> **Exercise description**
Reproduce the line that holds "What does this" together with all the lines after it up to the end of the entries.

> **Records for this exercise**
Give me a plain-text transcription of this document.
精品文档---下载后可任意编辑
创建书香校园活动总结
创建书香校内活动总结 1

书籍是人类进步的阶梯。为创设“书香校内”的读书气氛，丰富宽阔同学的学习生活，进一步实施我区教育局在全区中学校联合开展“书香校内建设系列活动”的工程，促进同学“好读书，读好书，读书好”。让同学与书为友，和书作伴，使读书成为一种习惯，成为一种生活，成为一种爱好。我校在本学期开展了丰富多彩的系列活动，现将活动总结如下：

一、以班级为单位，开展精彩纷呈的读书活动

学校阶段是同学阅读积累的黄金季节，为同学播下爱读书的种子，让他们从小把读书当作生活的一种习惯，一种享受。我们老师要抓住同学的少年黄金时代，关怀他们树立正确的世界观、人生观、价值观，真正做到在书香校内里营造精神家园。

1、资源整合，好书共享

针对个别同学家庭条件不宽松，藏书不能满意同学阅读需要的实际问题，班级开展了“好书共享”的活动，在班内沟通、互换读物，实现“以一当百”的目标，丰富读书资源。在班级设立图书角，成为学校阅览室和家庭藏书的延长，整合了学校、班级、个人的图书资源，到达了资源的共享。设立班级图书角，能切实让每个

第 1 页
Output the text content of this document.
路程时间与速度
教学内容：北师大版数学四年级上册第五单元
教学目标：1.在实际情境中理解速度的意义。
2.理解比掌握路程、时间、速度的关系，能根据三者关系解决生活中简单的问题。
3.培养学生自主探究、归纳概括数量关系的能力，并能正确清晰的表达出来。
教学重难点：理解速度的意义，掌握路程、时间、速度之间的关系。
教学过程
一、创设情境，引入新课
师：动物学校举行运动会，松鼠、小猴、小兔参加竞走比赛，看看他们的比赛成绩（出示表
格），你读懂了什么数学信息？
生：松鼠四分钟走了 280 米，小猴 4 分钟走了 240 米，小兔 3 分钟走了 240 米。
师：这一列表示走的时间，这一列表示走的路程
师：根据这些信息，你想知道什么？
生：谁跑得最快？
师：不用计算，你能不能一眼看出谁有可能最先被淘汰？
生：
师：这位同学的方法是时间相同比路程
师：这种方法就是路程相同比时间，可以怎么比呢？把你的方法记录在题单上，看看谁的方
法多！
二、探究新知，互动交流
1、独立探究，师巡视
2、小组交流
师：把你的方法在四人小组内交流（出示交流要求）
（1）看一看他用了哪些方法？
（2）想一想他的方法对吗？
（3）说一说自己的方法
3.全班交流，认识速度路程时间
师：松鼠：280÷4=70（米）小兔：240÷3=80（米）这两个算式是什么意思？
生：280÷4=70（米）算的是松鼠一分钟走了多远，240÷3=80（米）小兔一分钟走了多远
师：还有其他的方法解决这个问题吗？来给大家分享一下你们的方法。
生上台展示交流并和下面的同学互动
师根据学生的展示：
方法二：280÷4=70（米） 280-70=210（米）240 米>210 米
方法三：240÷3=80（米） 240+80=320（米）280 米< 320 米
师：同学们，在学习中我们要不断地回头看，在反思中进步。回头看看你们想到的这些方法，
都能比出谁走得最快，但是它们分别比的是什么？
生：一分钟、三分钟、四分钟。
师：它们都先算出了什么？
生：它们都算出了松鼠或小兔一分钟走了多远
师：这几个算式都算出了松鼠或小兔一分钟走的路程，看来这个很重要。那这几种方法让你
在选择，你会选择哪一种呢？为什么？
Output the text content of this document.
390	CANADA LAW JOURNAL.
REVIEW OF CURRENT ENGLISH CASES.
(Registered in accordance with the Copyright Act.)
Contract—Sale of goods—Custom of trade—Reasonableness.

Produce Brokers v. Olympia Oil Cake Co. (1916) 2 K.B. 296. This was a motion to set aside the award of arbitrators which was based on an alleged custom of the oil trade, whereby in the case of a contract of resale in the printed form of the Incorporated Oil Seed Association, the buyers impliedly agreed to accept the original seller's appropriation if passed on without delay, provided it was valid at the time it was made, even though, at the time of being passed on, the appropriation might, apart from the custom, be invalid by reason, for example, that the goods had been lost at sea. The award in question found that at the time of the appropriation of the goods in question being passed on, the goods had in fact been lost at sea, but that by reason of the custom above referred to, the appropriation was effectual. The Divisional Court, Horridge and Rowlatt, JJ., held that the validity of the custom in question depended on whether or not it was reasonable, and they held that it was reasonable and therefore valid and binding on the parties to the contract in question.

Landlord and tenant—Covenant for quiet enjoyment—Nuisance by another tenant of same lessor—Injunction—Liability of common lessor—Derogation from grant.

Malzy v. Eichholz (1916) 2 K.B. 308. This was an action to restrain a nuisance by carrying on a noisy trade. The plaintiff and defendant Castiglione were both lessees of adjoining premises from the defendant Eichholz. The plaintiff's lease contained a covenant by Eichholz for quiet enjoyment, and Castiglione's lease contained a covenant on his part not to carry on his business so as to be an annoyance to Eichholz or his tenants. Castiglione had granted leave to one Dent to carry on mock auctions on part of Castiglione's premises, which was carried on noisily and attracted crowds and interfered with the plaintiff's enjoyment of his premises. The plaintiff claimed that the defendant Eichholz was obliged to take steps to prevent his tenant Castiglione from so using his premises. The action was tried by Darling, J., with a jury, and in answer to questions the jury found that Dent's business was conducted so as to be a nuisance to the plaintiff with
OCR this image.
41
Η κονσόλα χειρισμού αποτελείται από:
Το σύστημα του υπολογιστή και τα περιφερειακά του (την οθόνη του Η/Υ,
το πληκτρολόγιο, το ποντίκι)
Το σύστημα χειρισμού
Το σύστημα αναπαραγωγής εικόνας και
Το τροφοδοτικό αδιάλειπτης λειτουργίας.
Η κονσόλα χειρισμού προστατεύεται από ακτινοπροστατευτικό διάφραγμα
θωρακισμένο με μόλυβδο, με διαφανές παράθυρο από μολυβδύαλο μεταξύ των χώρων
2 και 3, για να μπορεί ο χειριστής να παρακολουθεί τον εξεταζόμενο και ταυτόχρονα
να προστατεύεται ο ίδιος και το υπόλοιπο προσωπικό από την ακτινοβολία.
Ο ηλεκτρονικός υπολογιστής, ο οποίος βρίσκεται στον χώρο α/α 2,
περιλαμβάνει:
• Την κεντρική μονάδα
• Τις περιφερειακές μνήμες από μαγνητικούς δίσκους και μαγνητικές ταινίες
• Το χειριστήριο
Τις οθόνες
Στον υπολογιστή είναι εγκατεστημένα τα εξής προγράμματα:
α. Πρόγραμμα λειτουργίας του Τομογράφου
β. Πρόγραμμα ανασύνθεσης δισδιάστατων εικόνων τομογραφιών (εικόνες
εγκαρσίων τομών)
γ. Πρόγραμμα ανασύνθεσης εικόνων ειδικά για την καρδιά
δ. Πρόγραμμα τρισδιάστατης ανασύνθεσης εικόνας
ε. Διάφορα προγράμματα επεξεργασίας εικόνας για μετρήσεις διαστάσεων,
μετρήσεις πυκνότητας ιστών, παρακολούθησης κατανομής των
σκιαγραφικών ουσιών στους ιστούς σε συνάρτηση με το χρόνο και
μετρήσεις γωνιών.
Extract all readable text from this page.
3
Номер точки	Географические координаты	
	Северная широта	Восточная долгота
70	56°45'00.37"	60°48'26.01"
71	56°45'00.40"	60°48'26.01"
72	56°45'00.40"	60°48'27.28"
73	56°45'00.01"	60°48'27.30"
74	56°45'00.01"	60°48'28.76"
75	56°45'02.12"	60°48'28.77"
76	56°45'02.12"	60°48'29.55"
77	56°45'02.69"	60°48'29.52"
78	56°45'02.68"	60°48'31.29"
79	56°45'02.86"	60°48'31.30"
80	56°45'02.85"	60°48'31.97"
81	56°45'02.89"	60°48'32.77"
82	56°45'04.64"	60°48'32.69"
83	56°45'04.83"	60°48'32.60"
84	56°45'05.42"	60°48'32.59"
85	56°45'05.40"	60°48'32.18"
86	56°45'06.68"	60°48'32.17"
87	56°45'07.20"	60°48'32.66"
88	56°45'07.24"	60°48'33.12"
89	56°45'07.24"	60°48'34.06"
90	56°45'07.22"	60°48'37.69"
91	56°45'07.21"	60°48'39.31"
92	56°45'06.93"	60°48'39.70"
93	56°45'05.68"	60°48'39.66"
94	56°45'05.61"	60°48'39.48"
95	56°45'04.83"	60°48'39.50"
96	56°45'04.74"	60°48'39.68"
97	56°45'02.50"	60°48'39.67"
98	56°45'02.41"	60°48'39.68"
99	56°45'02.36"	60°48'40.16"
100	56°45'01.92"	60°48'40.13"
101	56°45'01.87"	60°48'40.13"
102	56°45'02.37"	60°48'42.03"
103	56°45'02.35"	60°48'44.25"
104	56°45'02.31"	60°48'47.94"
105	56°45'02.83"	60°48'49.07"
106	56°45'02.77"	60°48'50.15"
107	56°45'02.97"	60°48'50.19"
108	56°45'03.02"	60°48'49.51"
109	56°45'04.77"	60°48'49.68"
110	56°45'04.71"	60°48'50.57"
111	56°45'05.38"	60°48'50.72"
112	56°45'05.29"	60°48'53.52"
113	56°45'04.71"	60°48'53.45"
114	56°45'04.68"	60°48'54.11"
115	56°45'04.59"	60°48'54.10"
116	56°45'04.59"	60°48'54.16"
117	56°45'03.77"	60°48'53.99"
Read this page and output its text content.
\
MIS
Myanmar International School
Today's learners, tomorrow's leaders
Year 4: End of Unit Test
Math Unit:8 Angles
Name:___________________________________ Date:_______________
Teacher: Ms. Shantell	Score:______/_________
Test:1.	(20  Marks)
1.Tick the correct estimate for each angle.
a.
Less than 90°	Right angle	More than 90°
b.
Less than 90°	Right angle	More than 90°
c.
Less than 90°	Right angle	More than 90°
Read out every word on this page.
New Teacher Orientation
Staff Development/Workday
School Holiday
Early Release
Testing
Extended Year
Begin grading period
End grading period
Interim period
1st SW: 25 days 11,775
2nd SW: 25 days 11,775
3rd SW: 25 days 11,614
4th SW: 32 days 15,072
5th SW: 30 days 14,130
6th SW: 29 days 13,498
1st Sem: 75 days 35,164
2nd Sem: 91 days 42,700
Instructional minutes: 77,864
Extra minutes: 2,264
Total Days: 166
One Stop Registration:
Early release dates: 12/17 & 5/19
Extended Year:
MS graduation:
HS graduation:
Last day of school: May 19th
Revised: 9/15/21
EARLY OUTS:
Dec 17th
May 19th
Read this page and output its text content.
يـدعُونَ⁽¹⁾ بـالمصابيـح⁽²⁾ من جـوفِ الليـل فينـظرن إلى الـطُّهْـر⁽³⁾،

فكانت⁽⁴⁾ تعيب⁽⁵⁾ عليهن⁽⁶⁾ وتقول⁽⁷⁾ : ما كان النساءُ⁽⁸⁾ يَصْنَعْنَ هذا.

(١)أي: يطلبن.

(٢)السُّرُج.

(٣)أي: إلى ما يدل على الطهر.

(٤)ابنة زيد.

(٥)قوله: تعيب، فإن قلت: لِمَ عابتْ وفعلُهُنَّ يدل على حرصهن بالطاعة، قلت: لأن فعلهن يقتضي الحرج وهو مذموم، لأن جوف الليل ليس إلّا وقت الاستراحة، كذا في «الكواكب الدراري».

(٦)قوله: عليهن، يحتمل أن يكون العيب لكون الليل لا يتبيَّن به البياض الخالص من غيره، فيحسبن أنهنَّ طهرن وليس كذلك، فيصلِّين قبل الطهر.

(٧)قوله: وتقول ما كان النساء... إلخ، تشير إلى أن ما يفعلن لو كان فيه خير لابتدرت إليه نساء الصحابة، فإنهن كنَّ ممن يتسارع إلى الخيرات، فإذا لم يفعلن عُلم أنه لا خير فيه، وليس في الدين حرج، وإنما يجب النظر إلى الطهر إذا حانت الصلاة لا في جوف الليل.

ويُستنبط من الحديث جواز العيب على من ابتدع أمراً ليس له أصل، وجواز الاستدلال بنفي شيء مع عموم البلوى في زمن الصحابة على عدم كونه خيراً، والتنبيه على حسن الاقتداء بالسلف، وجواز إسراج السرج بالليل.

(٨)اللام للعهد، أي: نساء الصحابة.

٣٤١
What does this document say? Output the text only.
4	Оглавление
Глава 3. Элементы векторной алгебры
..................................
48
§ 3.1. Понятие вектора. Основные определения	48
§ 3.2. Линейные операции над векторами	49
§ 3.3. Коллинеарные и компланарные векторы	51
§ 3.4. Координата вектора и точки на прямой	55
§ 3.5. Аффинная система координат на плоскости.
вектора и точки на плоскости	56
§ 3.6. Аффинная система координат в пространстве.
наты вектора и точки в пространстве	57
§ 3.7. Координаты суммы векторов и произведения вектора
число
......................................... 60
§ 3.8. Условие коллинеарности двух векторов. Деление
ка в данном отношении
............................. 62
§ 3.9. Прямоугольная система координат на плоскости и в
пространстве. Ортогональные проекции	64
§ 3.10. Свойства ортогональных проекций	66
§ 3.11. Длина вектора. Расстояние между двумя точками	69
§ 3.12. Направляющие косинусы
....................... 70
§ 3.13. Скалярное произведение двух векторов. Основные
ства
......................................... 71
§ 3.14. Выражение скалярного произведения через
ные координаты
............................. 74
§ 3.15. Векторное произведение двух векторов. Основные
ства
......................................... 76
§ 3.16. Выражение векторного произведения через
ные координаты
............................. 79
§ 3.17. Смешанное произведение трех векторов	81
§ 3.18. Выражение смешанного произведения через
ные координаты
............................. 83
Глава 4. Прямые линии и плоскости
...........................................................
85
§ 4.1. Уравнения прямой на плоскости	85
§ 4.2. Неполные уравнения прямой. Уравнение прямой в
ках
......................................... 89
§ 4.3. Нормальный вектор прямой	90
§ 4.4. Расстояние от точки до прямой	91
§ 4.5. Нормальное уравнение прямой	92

> **Problem solution**
What does this document say? Output the text only.
4	Оглавление
Глава 3. Элементы векторной алгебры
..................................
48
§ 3.1. Понятие вектора. Основные определения	48
§ 3.2. Линейные операции над векторами	49
§ 3.3. Коллинеарные и компланарные векторы	51
§ 3.4. Координата вектора и точки на прямой	55
§ 3.5. Аффинная система координат на плоскости.
вектора и точки на плоскости	56
§ 3.6. Аффинная система координат в пространстве.
наты вектора и точки в пространстве	57
§ 3.7. Координаты суммы векторов и произведения вектора
число
......................................... 60
§ 3.8. Условие коллинеарности двух векторов. Деление
ка в данном отношении
............................. 62
§ 3.9. Прямоугольная система координат на плоскости и в
пространстве. Ортогональные проекции	64
§ 3.10. Свойства ортогональных проекций	66
§ 3.11. Длина вектора. Расстояние между двумя точками	69
§ 3.12. Направляющие косинусы
....................... 70
§ 3.13. Скалярное произведение двух векторов. Основные
ства
......................................... 71
§ 3.14. Выражение скалярного произведения через
ные координаты
............................. 74
§ 3.15. Векторное произведение двух векторов. Основные
ства
......................................... 76
§ 3.16. Выражение векторного произведения через
ные координаты
............................. 79
§ 3.17. Смешанное произведение трех векторов	81
§ 3.18. Выражение смешанного произведения через
ные координаты
............................. 83
Глава 4. Прямые линии и плоскости
...........................................................
85
§ 4.1. Уравнения прямой на плоскости	85
§ 4.2. Неполные уравнения прямой. Уравнение прямой в
ках
......................................... 89
§ 4.3. Нормальный вектор прямой	90
§ 4.4. Расстояние от точки до прямой	91
§ 4.5. Нормальное уравнение прямой	92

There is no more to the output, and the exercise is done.